§ **Extracted entries**
--- Begin ---

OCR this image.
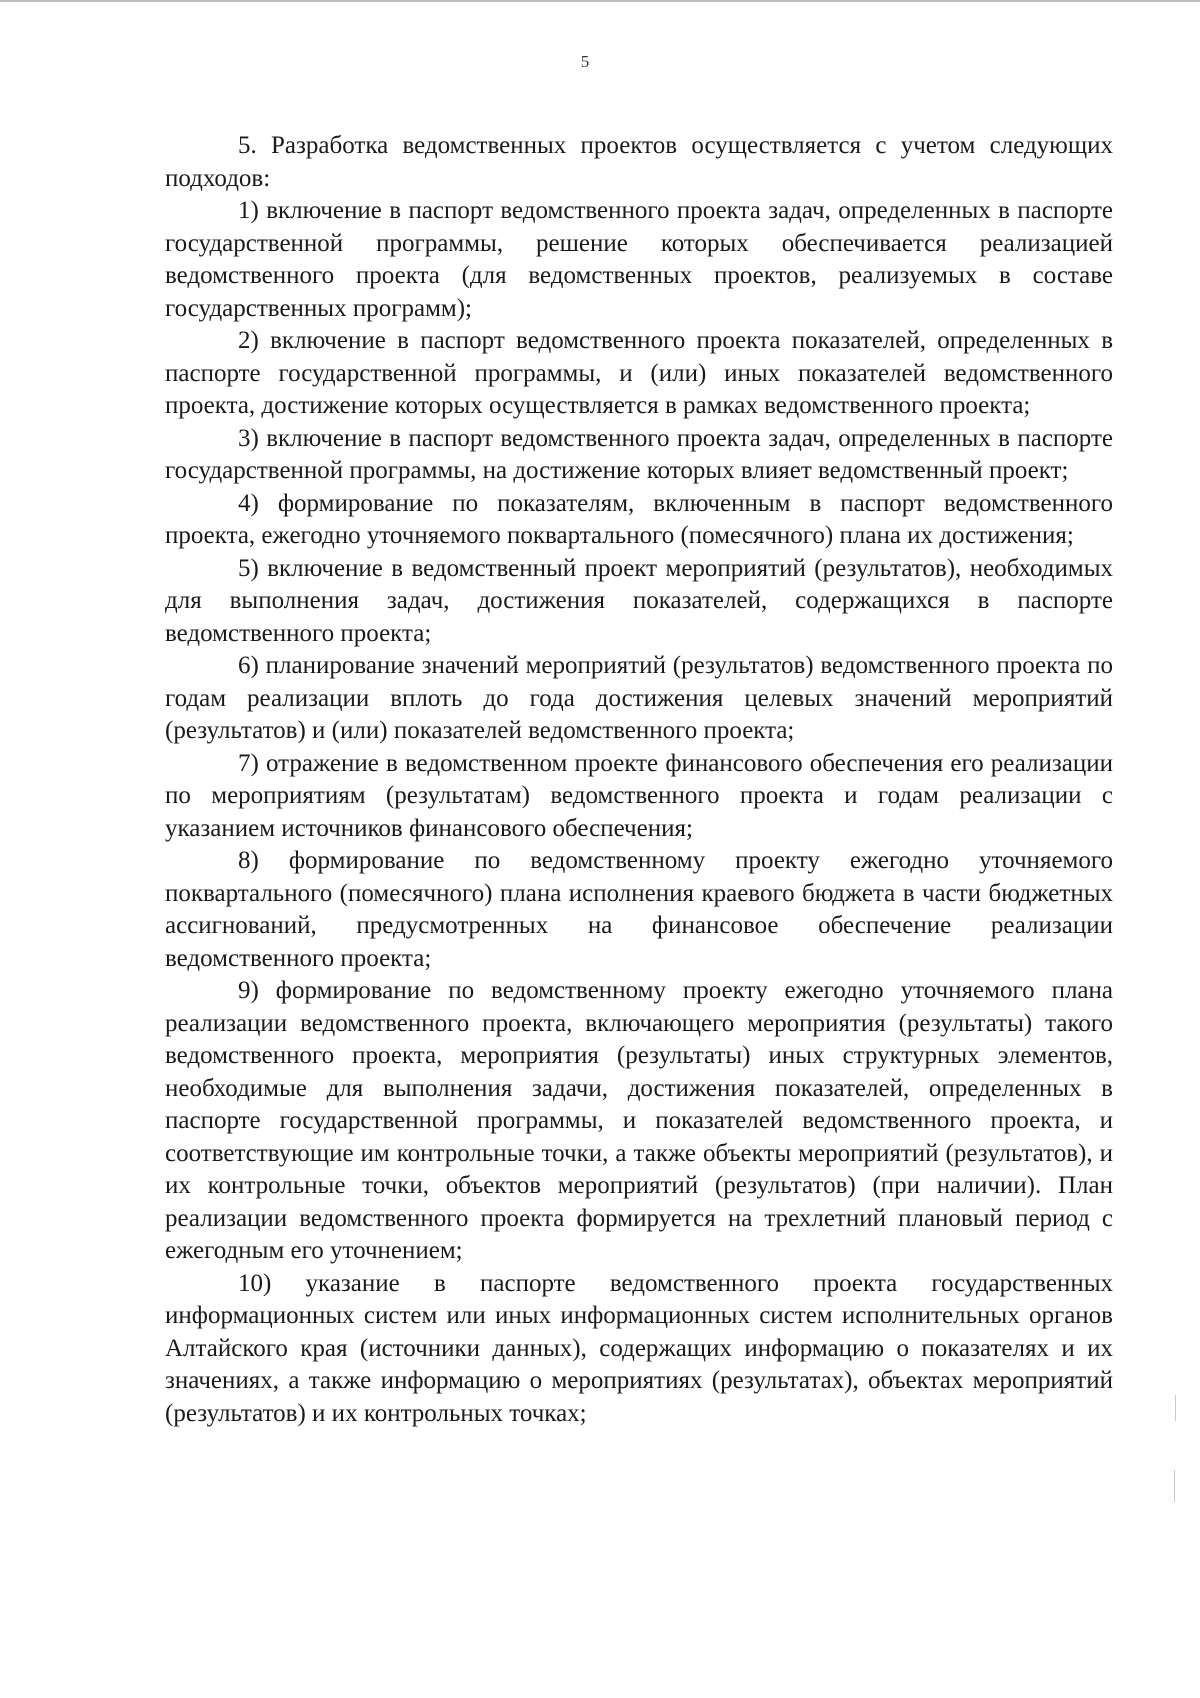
5

5. Разработка ведомственных проектов осуществляется с учетом следующих подходов:

1) включение в паспорт ведомственного проекта задач, определенных в паспорте государственной программы, решение которых обеспечивается реализацией ведомственного проекта (для ведомственных проектов, реализуемых в составе государственных программ);

2) включение в паспорт ведомственного проекта показателей, определенных в паспорте государственной программы, и (или) иных показателей ведомственного проекта, достижение которых осуществляется в рамках ведомственного проекта;

3) включение в паспорт ведомственного проекта задач, определенных в паспорте государственной программы, на достижение которых влияет ведомственный проект;

4) формирование по показателям, включенным в паспорт ведомственного проекта, ежегодно уточняемого поквартального (помесячного) плана их достижения;

5) включение в ведомственный проект мероприятий (результатов), необходимых для выполнения задач, достижения показателей, содержащихся в паспорте ведомственного проекта;

6) планирование значений мероприятий (результатов) ведомственного проекта по годам реализации вплоть до года достижения целевых значений мероприятий (результатов) и (или) показателей ведомственного проекта;

7) отражение в ведомственном проекте финансового обеспечения его реализации по мероприятиям (результатам) ведомственного проекта и годам реализации с указанием источников финансового обеспечения;

8) формирование по ведомственному проекту ежегодно уточняемого поквартального (помесячного) плана исполнения краевого бюджета в части бюджетных ассигнований, предусмотренных на финансовое обеспечение реализации ведомственного проекта;

9) формирование по ведомственному проекту ежегодно уточняемого плана реализации ведомственного проекта, включающего мероприятия (результаты) такого ведомственного проекта, мероприятия (результаты) иных структурных элементов, необходимые для выполнения задачи, достижения показателей, определенных в паспорте государственной программы, и показателей ведомственного проекта, и соответствующие им контрольные точки, а также объекты мероприятий (результатов), и их контрольные точки, объектов мероприятий (результатов) (при наличии). План реализации ведомственного проекта формируется на трехлетний плановый период с ежегодным его уточнением;

10) указание в паспорте ведомственного проекта государственных информационных систем или иных информационных систем исполнительных органов Алтайского края (источники данных), содержащих информацию о показателях и их значениях, а также информацию о мероприятиях (результатах), объектах мероприятий (результатов) и их контрольных точках;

--- End ---

§ **Directive**
Exactly reproduce each record, leaving out any pictures.

§ **Solution to this exercise**
OCR this image.
5

5. Разработка ведомственных проектов осуществляется с учетом следующих подходов:

1) включение в паспорт ведомственного проекта задач, определенных в паспорте государственной программы, решение которых обеспечивается реализацией ведомственного проекта (для ведомственных проектов, реализуемых в составе государственных программ);

2) включение в паспорт ведомственного проекта показателей, определенных в паспорте государственной программы, и (или) иных показателей ведомственного проекта, достижение которых осуществляется в рамках ведомственного проекта;

3) включение в паспорт ведомственного проекта задач, определенных в паспорте государственной программы, на достижение которых влияет ведомственный проект;

4) формирование по показателям, включенным в паспорт ведомственного проекта, ежегодно уточняемого поквартального (помесячного) плана их достижения;

5) включение в ведомственный проект мероприятий (результатов), необходимых для выполнения задач, достижения показателей, содержащихся в паспорте ведомственного проекта;

6) планирование значений мероприятий (результатов) ведомственного проекта по годам реализации вплоть до года достижения целевых значений мероприятий (результатов) и (или) показателей ведомственного проекта;

7) отражение в ведомственном проекте финансового обеспечения его реализации по мероприятиям (результатам) ведомственного проекта и годам реализации с указанием источников финансового обеспечения;

8) формирование по ведомственному проекту ежегодно уточняемого поквартального (помесячного) плана исполнения краевого бюджета в части бюджетных ассигнований, предусмотренных на финансовое обеспечение реализации ведомственного проекта;

9) формирование по ведомственному проекту ежегодно уточняемого плана реализации ведомственного проекта, включающего мероприятия (результаты) такого ведомственного проекта, мероприятия (результаты) иных структурных элементов, необходимые для выполнения задачи, достижения показателей, определенных в паспорте государственной программы, и показателей ведомственного проекта, и соответствующие им контрольные точки, а также объекты мероприятий (результатов), и их контрольные точки, объектов мероприятий (результатов) (при наличии). План реализации ведомственного проекта формируется на трехлетний плановый период с ежегодным его уточнением;

10) указание в паспорте ведомственного проекта государственных информационных систем или иных информационных систем исполнительных органов Алтайского края (источники данных), содержащих информацию о показателях и их значениях, а также информацию о мероприятиях (результатах), объектах мероприятий (результатов) и их контрольных точках;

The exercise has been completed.